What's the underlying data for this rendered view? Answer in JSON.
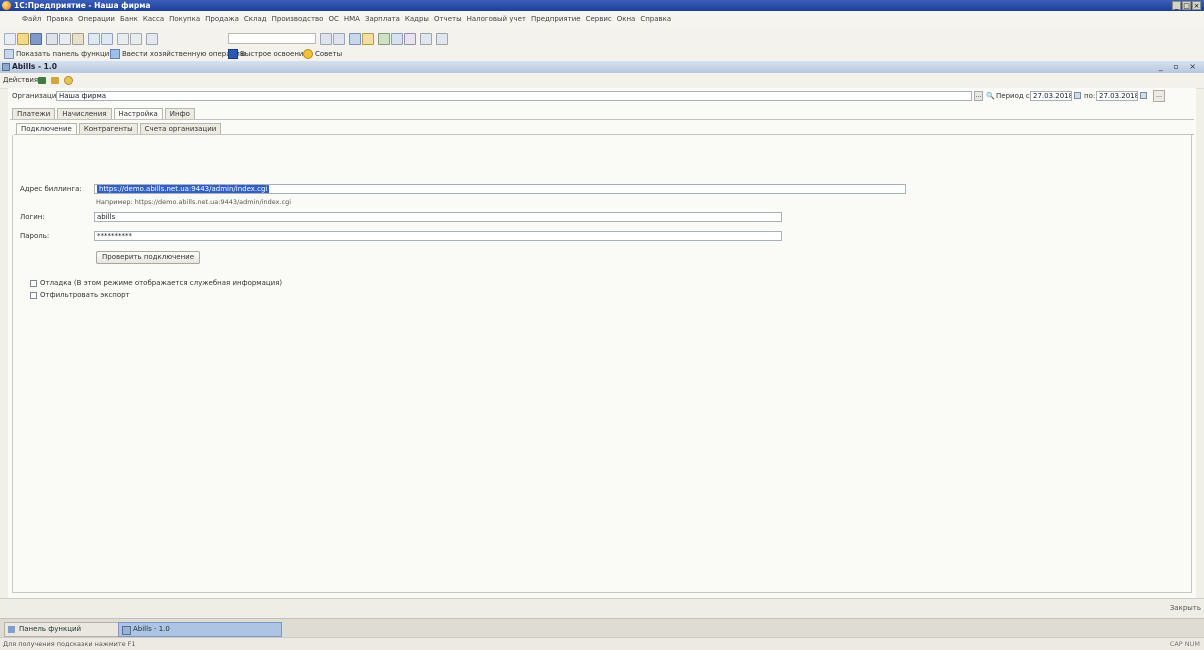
{
  "window": {
    "title": "1С:Предприятие - Наша фирма",
    "controls": [
      "_",
      "□",
      "×"
    ]
  },
  "menu": {
    "items": [
      "Файл",
      "Правка",
      "Операции",
      "Банк",
      "Касса",
      "Покупка",
      "Продажа",
      "Склад",
      "Производство",
      "ОС",
      "НМА",
      "Зарплата",
      "Кадры",
      "Отчеты",
      "Налоговый учет",
      "Предприятие",
      "Сервис",
      "Окна",
      "Справка"
    ]
  },
  "toolbar2": {
    "show_functions_label": "Показать панель функций",
    "enter_operations_label": "Ввести хозяйственную операцию",
    "quick_learning_label": "Быстрое освоение",
    "tips_label": "Советы"
  },
  "doc_window": {
    "title": "Abills - 1.0",
    "controls": "_ ▫ ×"
  },
  "actions": {
    "label": "Действия ▾"
  },
  "form": {
    "org_label": "Организация:",
    "org_value": "Наша фирма",
    "period_label": "Период с:",
    "period_from": "27.03.2018",
    "period_to_label": "по:",
    "period_to": "27.03.2018",
    "top_tabs": [
      "Платежи",
      "Начисления",
      "Настройка",
      "Инфо"
    ],
    "active_top_tab": "Настройка",
    "sub_tabs": [
      "Подключение",
      "Контрагенты",
      "Счета организации"
    ],
    "active_sub_tab": "Подключение",
    "address_label": "Адрес биллинга:",
    "address_value": "https://demo.abills.net.ua:9443/admin/index.cgi",
    "address_example": "Например: https://demo.abills.net.ua:9443/admin/index.cgi",
    "login_label": "Логин:",
    "login_value": "abills",
    "password_label": "Пароль:",
    "password_value": "**********",
    "check_button": "Проверить подключение",
    "debug_checkbox": "Отладка (В этом режиме отображается служебная информация)",
    "filter_checkbox": "Отфильтровать экспорт",
    "debug_checked": false,
    "filter_checked": false
  },
  "closebar": {
    "close_label": "Закрыть"
  },
  "taskbar": {
    "functions_panel": "Панель функций",
    "abills_window": "Abills - 1.0"
  },
  "status": {
    "hint": "Для получения подсказки нажмите F1",
    "indicators": "CAP NUM"
  },
  "colors": {
    "title_bar": "#1d3f98",
    "selection": "#2f5fc7",
    "active_task": "#aec4e4"
  }
}
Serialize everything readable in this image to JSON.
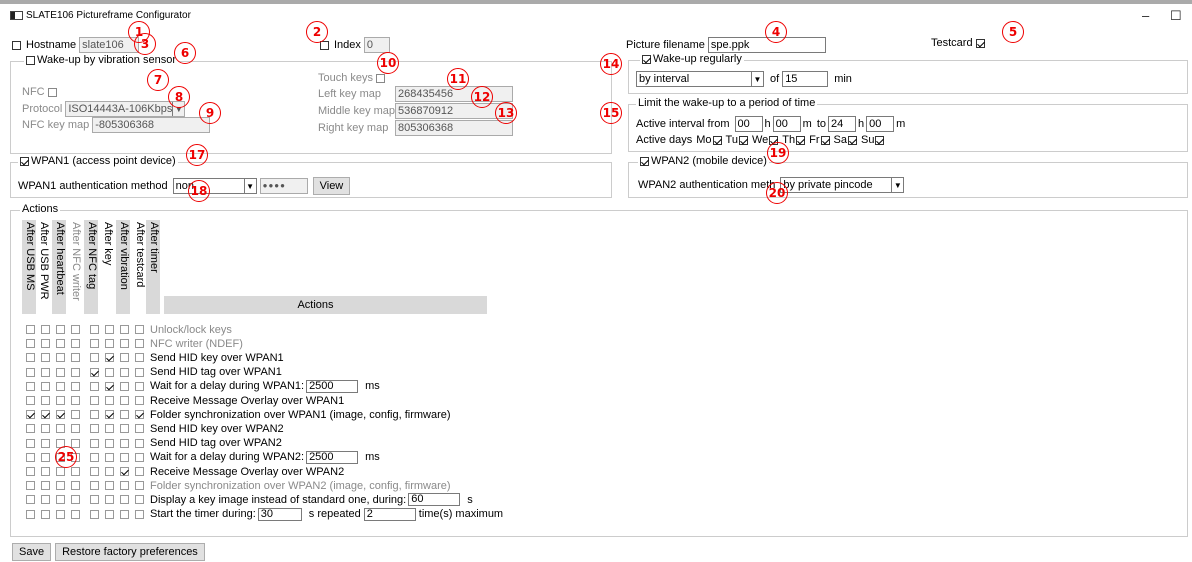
{
  "window": {
    "title": "SLATE106 Pictureframe Configurator",
    "minimize": "–",
    "maximize": "☐"
  },
  "top": {
    "hostname_label": "Hostname",
    "hostname_value": "slate106",
    "index_label": "Index",
    "index_value": "0",
    "picture_label": "Picture filename",
    "picture_value": "spe.ppk",
    "testcard_label": "Testcard"
  },
  "vibration": {
    "legend": "Wake-up by vibration sensor",
    "nfc_label": "NFC",
    "protocol_label": "Protocol",
    "protocol_value": "ISO14443A-106Kbps",
    "nfc_keymap_label": "NFC key map",
    "nfc_keymap_value": "-805306368",
    "touch_keys_label": "Touch keys",
    "left_label": "Left key map",
    "left_value": "268435456",
    "middle_label": "Middle key map",
    "middle_value": "536870912",
    "right_label": "Right key map",
    "right_value": "805306368"
  },
  "wake_regular": {
    "legend": "Wake-up regularly",
    "mode_value": "by interval",
    "of_label": "of",
    "interval_value": "15",
    "unit": "min"
  },
  "limit": {
    "legend": "Limit the wake-up to a period of time",
    "active_label": "Active interval from",
    "from_h": "00",
    "h1": "h",
    "from_m": "00",
    "m1": "m",
    "to_label": "to",
    "to_h": "24",
    "h2": "h",
    "to_m": "00",
    "m2": "m",
    "days_label": "Active days",
    "days": [
      "Mo",
      "Tu",
      "We",
      "Th",
      "Fr",
      "Sa",
      "Su"
    ]
  },
  "wpan1": {
    "legend": "WPAN1 (access point device)",
    "auth_label": "WPAN1 authentication method",
    "auth_value": "non",
    "pass_value": "●●●●",
    "view_label": "View"
  },
  "wpan2": {
    "legend": "WPAN2 (mobile device)",
    "auth_label": "WPAN2 authentication meth",
    "auth_value": "by private pincode"
  },
  "actions": {
    "legend": "Actions",
    "header": "Actions",
    "columns": [
      "After USB MS",
      "After USB PWR",
      "After heartbeat",
      "After NFC writer",
      "After NFC tag",
      "After key",
      "After vibration",
      "After testcard",
      "After timer"
    ],
    "rows": [
      {
        "label": "Unlock/lock keys",
        "gray": true,
        "checks": [
          0,
          0,
          0,
          0,
          0,
          0,
          0,
          0
        ]
      },
      {
        "label": "NFC writer (NDEF)",
        "gray": true,
        "checks": [
          0,
          0,
          0,
          0,
          0,
          0,
          0,
          0
        ]
      },
      {
        "label": "Send HID key over WPAN1",
        "gray": false,
        "checks": [
          0,
          0,
          0,
          0,
          0,
          1,
          0,
          0
        ]
      },
      {
        "label": "Send HID tag over WPAN1",
        "gray": false,
        "checks": [
          0,
          0,
          0,
          0,
          1,
          0,
          0,
          0
        ]
      },
      {
        "label": "Wait for a delay during WPAN1:",
        "gray": false,
        "checks": [
          0,
          0,
          0,
          0,
          0,
          1,
          0,
          0
        ],
        "input": "2500",
        "suffix": "ms"
      },
      {
        "label": "Receive Message Overlay over WPAN1",
        "gray": false,
        "checks": [
          0,
          0,
          0,
          0,
          0,
          0,
          0,
          0
        ]
      },
      {
        "label": "Folder synchronization over WPAN1 (image, config, firmware)",
        "gray": false,
        "checks": [
          1,
          1,
          1,
          0,
          0,
          1,
          0,
          1
        ]
      },
      {
        "label": "Send HID key over WPAN2",
        "gray": false,
        "checks": [
          0,
          0,
          0,
          0,
          0,
          0,
          0,
          0
        ]
      },
      {
        "label": "Send HID tag over WPAN2",
        "gray": false,
        "checks": [
          0,
          0,
          0,
          0,
          0,
          0,
          0,
          0
        ]
      },
      {
        "label": "Wait for a delay during WPAN2:",
        "gray": false,
        "checks": [
          0,
          0,
          0,
          0,
          0,
          0,
          0,
          0
        ],
        "input": "2500",
        "suffix": "ms"
      },
      {
        "label": "Receive Message Overlay over WPAN2",
        "gray": false,
        "checks": [
          0,
          0,
          0,
          0,
          0,
          0,
          1,
          0
        ]
      },
      {
        "label": "Folder synchronization over WPAN2 (image, config, firmware)",
        "gray": true,
        "checks": [
          0,
          0,
          0,
          0,
          0,
          0,
          0,
          0
        ]
      },
      {
        "label": "Display a key image instead of standard one, during:",
        "gray": false,
        "checks": [
          0,
          0,
          0,
          0,
          0,
          0,
          0,
          0
        ],
        "input": "60",
        "suffix": "s"
      },
      {
        "label": "Start the timer during:",
        "gray": false,
        "checks": [
          0,
          0,
          0,
          0,
          0,
          0,
          0,
          0
        ],
        "input": "30",
        "suffix": "s repeated",
        "input2": "2",
        "suffix2": "time(s) maximum"
      }
    ]
  },
  "footer": {
    "save_label": "Save",
    "restore_label": "Restore factory preferences"
  },
  "badges": [
    "1",
    "2",
    "3",
    "4",
    "5",
    "6",
    "7",
    "8",
    "9",
    "10",
    "11",
    "12",
    "13",
    "14",
    "15",
    "17",
    "18",
    "19",
    "20",
    "25"
  ]
}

▶ _WRITTEN TASK_: Would you return the data exactly as written, without the pictures?

▶ _THE RESPONSE_:
What's the underlying data for this rendered view? Answer in JSON.
{
  "window": {
    "title": "1С:Предприятие - Наша фирма",
    "controls": [
      "_",
      "□",
      "×"
    ]
  },
  "menu": {
    "items": [
      "Файл",
      "Правка",
      "Операции",
      "Банк",
      "Касса",
      "Покупка",
      "Продажа",
      "Склад",
      "Производство",
      "ОС",
      "НМА",
      "Зарплата",
      "Кадры",
      "Отчеты",
      "Налоговый учет",
      "Предприятие",
      "Сервис",
      "Окна",
      "Справка"
    ]
  },
  "toolbar2": {
    "show_functions_label": "Показать панель функций",
    "enter_operations_label": "Ввести хозяйственную операцию",
    "quick_learning_label": "Быстрое освоение",
    "tips_label": "Советы"
  },
  "doc_window": {
    "title": "Abills - 1.0",
    "controls": "_ ▫ ×"
  },
  "actions": {
    "label": "Действия ▾"
  },
  "form": {
    "org_label": "Организация:",
    "org_value": "Наша фирма",
    "period_label": "Период с:",
    "period_from": "27.03.2018",
    "period_to_label": "по:",
    "period_to": "27.03.2018",
    "top_tabs": [
      "Платежи",
      "Начисления",
      "Настройка",
      "Инфо"
    ],
    "active_top_tab": "Настройка",
    "sub_tabs": [
      "Подключение",
      "Контрагенты",
      "Счета организации"
    ],
    "active_sub_tab": "Подключение",
    "address_label": "Адрес биллинга:",
    "address_value": "https://demo.abills.net.ua:9443/admin/index.cgi",
    "address_example": "Например: https://demo.abills.net.ua:9443/admin/index.cgi",
    "login_label": "Логин:",
    "login_value": "abills",
    "password_label": "Пароль:",
    "password_value": "**********",
    "check_button": "Проверить подключение",
    "debug_checkbox": "Отладка (В этом режиме отображается служебная информация)",
    "filter_checkbox": "Отфильтровать экспорт",
    "debug_checked": false,
    "filter_checked": false
  },
  "closebar": {
    "close_label": "Закрыть"
  },
  "taskbar": {
    "functions_panel": "Панель функций",
    "abills_window": "Abills - 1.0"
  },
  "status": {
    "hint": "Для получения подсказки нажмите F1",
    "indicators": "CAP NUM"
  },
  "colors": {
    "title_bar": "#1d3f98",
    "selection": "#2f5fc7",
    "active_task": "#aec4e4"
  }
}
Serialize everything readable in this image to JSON.
{
  "window": {
    "title": "SLATE106 Pictureframe Configurator",
    "minimize": "–",
    "maximize": "☐"
  },
  "top": {
    "hostname_label": "Hostname",
    "hostname_value": "slate106",
    "index_label": "Index",
    "index_value": "0",
    "picture_label": "Picture filename",
    "picture_value": "spe.ppk",
    "testcard_label": "Testcard"
  },
  "vibration": {
    "legend": "Wake-up by vibration sensor",
    "nfc_label": "NFC",
    "protocol_label": "Protocol",
    "protocol_value": "ISO14443A-106Kbps",
    "nfc_keymap_label": "NFC key map",
    "nfc_keymap_value": "-805306368",
    "touch_keys_label": "Touch keys",
    "left_label": "Left key map",
    "left_value": "268435456",
    "middle_label": "Middle key map",
    "middle_value": "536870912",
    "right_label": "Right key map",
    "right_value": "805306368"
  },
  "wake_regular": {
    "legend": "Wake-up regularly",
    "mode_value": "by interval",
    "of_label": "of",
    "interval_value": "15",
    "unit": "min"
  },
  "limit": {
    "legend": "Limit the wake-up to a period of time",
    "active_label": "Active interval from",
    "from_h": "00",
    "h1": "h",
    "from_m": "00",
    "m1": "m",
    "to_label": "to",
    "to_h": "24",
    "h2": "h",
    "to_m": "00",
    "m2": "m",
    "days_label": "Active days",
    "days": [
      "Mo",
      "Tu",
      "We",
      "Th",
      "Fr",
      "Sa",
      "Su"
    ]
  },
  "wpan1": {
    "legend": "WPAN1 (access point device)",
    "auth_label": "WPAN1 authentication method",
    "auth_value": "non",
    "pass_value": "●●●●",
    "view_label": "View"
  },
  "wpan2": {
    "legend": "WPAN2 (mobile device)",
    "auth_label": "WPAN2 authentication meth",
    "auth_value": "by private pincode"
  },
  "actions": {
    "legend": "Actions",
    "header": "Actions",
    "columns": [
      "After USB MS",
      "After USB PWR",
      "After heartbeat",
      "After NFC writer",
      "After NFC tag",
      "After key",
      "After vibration",
      "After testcard",
      "After timer"
    ],
    "rows": [
      {
        "label": "Unlock/lock keys",
        "gray": true,
        "checks": [
          0,
          0,
          0,
          0,
          0,
          0,
          0,
          0
        ]
      },
      {
        "label": "NFC writer (NDEF)",
        "gray": true,
        "checks": [
          0,
          0,
          0,
          0,
          0,
          0,
          0,
          0
        ]
      },
      {
        "label": "Send HID key over WPAN1",
        "gray": false,
        "checks": [
          0,
          0,
          0,
          0,
          0,
          1,
          0,
          0
        ]
      },
      {
        "label": "Send HID tag over WPAN1",
        "gray": false,
        "checks": [
          0,
          0,
          0,
          0,
          1,
          0,
          0,
          0
        ]
      },
      {
        "label": "Wait for a delay during WPAN1:",
        "gray": false,
        "checks": [
          0,
          0,
          0,
          0,
          0,
          1,
          0,
          0
        ],
        "input": "2500",
        "suffix": "ms"
      },
      {
        "label": "Receive Message Overlay over WPAN1",
        "gray": false,
        "checks": [
          0,
          0,
          0,
          0,
          0,
          0,
          0,
          0
        ]
      },
      {
        "label": "Folder synchronization over WPAN1 (image, config, firmware)",
        "gray": false,
        "checks": [
          1,
          1,
          1,
          0,
          0,
          1,
          0,
          1
        ]
      },
      {
        "label": "Send HID key over WPAN2",
        "gray": false,
        "checks": [
          0,
          0,
          0,
          0,
          0,
          0,
          0,
          0
        ]
      },
      {
        "label": "Send HID tag over WPAN2",
        "gray": false,
        "checks": [
          0,
          0,
          0,
          0,
          0,
          0,
          0,
          0
        ]
      },
      {
        "label": "Wait for a delay during WPAN2:",
        "gray": false,
        "checks": [
          0,
          0,
          0,
          0,
          0,
          0,
          0,
          0
        ],
        "input": "2500",
        "suffix": "ms"
      },
      {
        "label": "Receive Message Overlay over WPAN2",
        "gray": false,
        "checks": [
          0,
          0,
          0,
          0,
          0,
          0,
          1,
          0
        ]
      },
      {
        "label": "Folder synchronization over WPAN2 (image, config, firmware)",
        "gray": true,
        "checks": [
          0,
          0,
          0,
          0,
          0,
          0,
          0,
          0
        ]
      },
      {
        "label": "Display a key image instead of standard one, during:",
        "gray": false,
        "checks": [
          0,
          0,
          0,
          0,
          0,
          0,
          0,
          0
        ],
        "input": "60",
        "suffix": "s"
      },
      {
        "label": "Start the timer during:",
        "gray": false,
        "checks": [
          0,
          0,
          0,
          0,
          0,
          0,
          0,
          0
        ],
        "input": "30",
        "suffix": "s repeated",
        "input2": "2",
        "suffix2": "time(s) maximum"
      }
    ]
  },
  "footer": {
    "save_label": "Save",
    "restore_label": "Restore factory preferences"
  },
  "badges": [
    "1",
    "2",
    "3",
    "4",
    "5",
    "6",
    "7",
    "8",
    "9",
    "10",
    "11",
    "12",
    "13",
    "14",
    "15",
    "17",
    "18",
    "19",
    "20",
    "25"
  ]
}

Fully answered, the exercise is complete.